• [Requirement]
Make an exact transcription of the material, leaving out all images.

• [Given records]
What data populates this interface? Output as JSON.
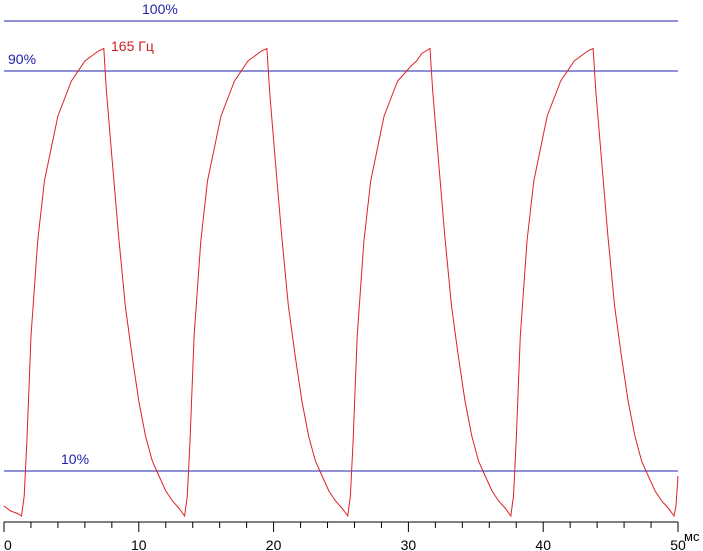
{
  "chart_data": {
    "type": "line",
    "title": "",
    "xlabel": "мс",
    "ylabel": "",
    "xlim": [
      0,
      50
    ],
    "ylim": [
      -0.01,
      1.09
    ],
    "x_ticks": [
      0,
      10,
      20,
      30,
      40,
      50
    ],
    "x_minor_step": 2,
    "grid": false,
    "reference_lines": [
      {
        "label": "100%",
        "value": 1.0
      },
      {
        "label": "90%",
        "value": 0.9
      },
      {
        "label": "10%",
        "value": 0.1
      }
    ],
    "series": [
      {
        "name": "165 Гц",
        "color": "#dd2222",
        "points": [
          [
            0.0,
            0.03
          ],
          [
            0.5,
            0.02
          ],
          [
            1.0,
            0.015
          ],
          [
            1.3,
            0.01
          ],
          [
            1.5,
            0.05
          ],
          [
            1.7,
            0.16
          ],
          [
            2.0,
            0.37
          ],
          [
            2.5,
            0.56
          ],
          [
            3.0,
            0.68
          ],
          [
            4.0,
            0.81
          ],
          [
            5.0,
            0.88
          ],
          [
            6.0,
            0.92
          ],
          [
            7.0,
            0.94
          ],
          [
            7.4,
            0.945
          ],
          [
            7.6,
            0.86
          ],
          [
            8.0,
            0.73
          ],
          [
            8.5,
            0.57
          ],
          [
            9.0,
            0.43
          ],
          [
            9.5,
            0.33
          ],
          [
            10.0,
            0.24
          ],
          [
            10.5,
            0.17
          ],
          [
            11.0,
            0.12
          ],
          [
            11.5,
            0.09
          ],
          [
            12.0,
            0.06
          ],
          [
            12.5,
            0.04
          ],
          [
            13.0,
            0.025
          ],
          [
            13.4,
            0.01
          ],
          [
            13.6,
            0.05
          ],
          [
            13.8,
            0.16
          ],
          [
            14.1,
            0.37
          ],
          [
            14.6,
            0.56
          ],
          [
            15.1,
            0.68
          ],
          [
            16.1,
            0.81
          ],
          [
            17.1,
            0.88
          ],
          [
            18.1,
            0.92
          ],
          [
            19.1,
            0.94
          ],
          [
            19.5,
            0.945
          ],
          [
            19.7,
            0.86
          ],
          [
            20.1,
            0.73
          ],
          [
            20.6,
            0.57
          ],
          [
            21.1,
            0.43
          ],
          [
            21.6,
            0.33
          ],
          [
            22.1,
            0.24
          ],
          [
            22.6,
            0.17
          ],
          [
            23.1,
            0.12
          ],
          [
            23.6,
            0.09
          ],
          [
            24.1,
            0.06
          ],
          [
            24.6,
            0.04
          ],
          [
            25.1,
            0.025
          ],
          [
            25.5,
            0.01
          ],
          [
            25.7,
            0.05
          ],
          [
            25.9,
            0.16
          ],
          [
            26.2,
            0.37
          ],
          [
            26.7,
            0.56
          ],
          [
            27.2,
            0.68
          ],
          [
            28.2,
            0.81
          ],
          [
            29.2,
            0.88
          ],
          [
            30.2,
            0.91
          ],
          [
            30.6,
            0.92
          ],
          [
            31.0,
            0.935
          ],
          [
            31.3,
            0.94
          ],
          [
            31.6,
            0.945
          ],
          [
            31.8,
            0.86
          ],
          [
            32.2,
            0.73
          ],
          [
            32.7,
            0.57
          ],
          [
            33.2,
            0.43
          ],
          [
            33.7,
            0.33
          ],
          [
            34.2,
            0.24
          ],
          [
            34.7,
            0.17
          ],
          [
            35.2,
            0.12
          ],
          [
            35.7,
            0.09
          ],
          [
            36.2,
            0.06
          ],
          [
            36.7,
            0.04
          ],
          [
            37.2,
            0.025
          ],
          [
            37.6,
            0.01
          ],
          [
            37.8,
            0.05
          ],
          [
            38.0,
            0.16
          ],
          [
            38.3,
            0.37
          ],
          [
            38.8,
            0.56
          ],
          [
            39.3,
            0.68
          ],
          [
            40.3,
            0.81
          ],
          [
            41.3,
            0.88
          ],
          [
            42.3,
            0.92
          ],
          [
            43.3,
            0.94
          ],
          [
            43.7,
            0.945
          ],
          [
            43.9,
            0.86
          ],
          [
            44.3,
            0.73
          ],
          [
            44.8,
            0.57
          ],
          [
            45.3,
            0.43
          ],
          [
            45.8,
            0.33
          ],
          [
            46.3,
            0.24
          ],
          [
            46.8,
            0.17
          ],
          [
            47.3,
            0.12
          ],
          [
            47.8,
            0.09
          ],
          [
            48.3,
            0.06
          ],
          [
            48.8,
            0.04
          ],
          [
            49.3,
            0.025
          ],
          [
            49.7,
            0.01
          ],
          [
            49.85,
            0.03
          ],
          [
            50.0,
            0.09
          ]
        ]
      }
    ]
  }
}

• [Output of the task]
What data populates this interface? Output as JSON.
{
  "chart_data": {
    "type": "line",
    "title": "",
    "xlabel": "мс",
    "ylabel": "",
    "xlim": [
      0,
      50
    ],
    "ylim": [
      -0.01,
      1.09
    ],
    "x_ticks": [
      0,
      10,
      20,
      30,
      40,
      50
    ],
    "x_minor_step": 2,
    "grid": false,
    "reference_lines": [
      {
        "label": "100%",
        "value": 1.0
      },
      {
        "label": "90%",
        "value": 0.9
      },
      {
        "label": "10%",
        "value": 0.1
      }
    ],
    "series": [
      {
        "name": "165 Гц",
        "color": "#dd2222",
        "points": [
          [
            0.0,
            0.03
          ],
          [
            0.5,
            0.02
          ],
          [
            1.0,
            0.015
          ],
          [
            1.3,
            0.01
          ],
          [
            1.5,
            0.05
          ],
          [
            1.7,
            0.16
          ],
          [
            2.0,
            0.37
          ],
          [
            2.5,
            0.56
          ],
          [
            3.0,
            0.68
          ],
          [
            4.0,
            0.81
          ],
          [
            5.0,
            0.88
          ],
          [
            6.0,
            0.92
          ],
          [
            7.0,
            0.94
          ],
          [
            7.4,
            0.945
          ],
          [
            7.6,
            0.86
          ],
          [
            8.0,
            0.73
          ],
          [
            8.5,
            0.57
          ],
          [
            9.0,
            0.43
          ],
          [
            9.5,
            0.33
          ],
          [
            10.0,
            0.24
          ],
          [
            10.5,
            0.17
          ],
          [
            11.0,
            0.12
          ],
          [
            11.5,
            0.09
          ],
          [
            12.0,
            0.06
          ],
          [
            12.5,
            0.04
          ],
          [
            13.0,
            0.025
          ],
          [
            13.4,
            0.01
          ],
          [
            13.6,
            0.05
          ],
          [
            13.8,
            0.16
          ],
          [
            14.1,
            0.37
          ],
          [
            14.6,
            0.56
          ],
          [
            15.1,
            0.68
          ],
          [
            16.1,
            0.81
          ],
          [
            17.1,
            0.88
          ],
          [
            18.1,
            0.92
          ],
          [
            19.1,
            0.94
          ],
          [
            19.5,
            0.945
          ],
          [
            19.7,
            0.86
          ],
          [
            20.1,
            0.73
          ],
          [
            20.6,
            0.57
          ],
          [
            21.1,
            0.43
          ],
          [
            21.6,
            0.33
          ],
          [
            22.1,
            0.24
          ],
          [
            22.6,
            0.17
          ],
          [
            23.1,
            0.12
          ],
          [
            23.6,
            0.09
          ],
          [
            24.1,
            0.06
          ],
          [
            24.6,
            0.04
          ],
          [
            25.1,
            0.025
          ],
          [
            25.5,
            0.01
          ],
          [
            25.7,
            0.05
          ],
          [
            25.9,
            0.16
          ],
          [
            26.2,
            0.37
          ],
          [
            26.7,
            0.56
          ],
          [
            27.2,
            0.68
          ],
          [
            28.2,
            0.81
          ],
          [
            29.2,
            0.88
          ],
          [
            30.2,
            0.91
          ],
          [
            30.6,
            0.92
          ],
          [
            31.0,
            0.935
          ],
          [
            31.3,
            0.94
          ],
          [
            31.6,
            0.945
          ],
          [
            31.8,
            0.86
          ],
          [
            32.2,
            0.73
          ],
          [
            32.7,
            0.57
          ],
          [
            33.2,
            0.43
          ],
          [
            33.7,
            0.33
          ],
          [
            34.2,
            0.24
          ],
          [
            34.7,
            0.17
          ],
          [
            35.2,
            0.12
          ],
          [
            35.7,
            0.09
          ],
          [
            36.2,
            0.06
          ],
          [
            36.7,
            0.04
          ],
          [
            37.2,
            0.025
          ],
          [
            37.6,
            0.01
          ],
          [
            37.8,
            0.05
          ],
          [
            38.0,
            0.16
          ],
          [
            38.3,
            0.37
          ],
          [
            38.8,
            0.56
          ],
          [
            39.3,
            0.68
          ],
          [
            40.3,
            0.81
          ],
          [
            41.3,
            0.88
          ],
          [
            42.3,
            0.92
          ],
          [
            43.3,
            0.94
          ],
          [
            43.7,
            0.945
          ],
          [
            43.9,
            0.86
          ],
          [
            44.3,
            0.73
          ],
          [
            44.8,
            0.57
          ],
          [
            45.3,
            0.43
          ],
          [
            45.8,
            0.33
          ],
          [
            46.3,
            0.24
          ],
          [
            46.8,
            0.17
          ],
          [
            47.3,
            0.12
          ],
          [
            47.8,
            0.09
          ],
          [
            48.3,
            0.06
          ],
          [
            48.8,
            0.04
          ],
          [
            49.3,
            0.025
          ],
          [
            49.7,
            0.01
          ],
          [
            49.85,
            0.03
          ],
          [
            50.0,
            0.09
          ]
        ]
      }
    ]
  }
}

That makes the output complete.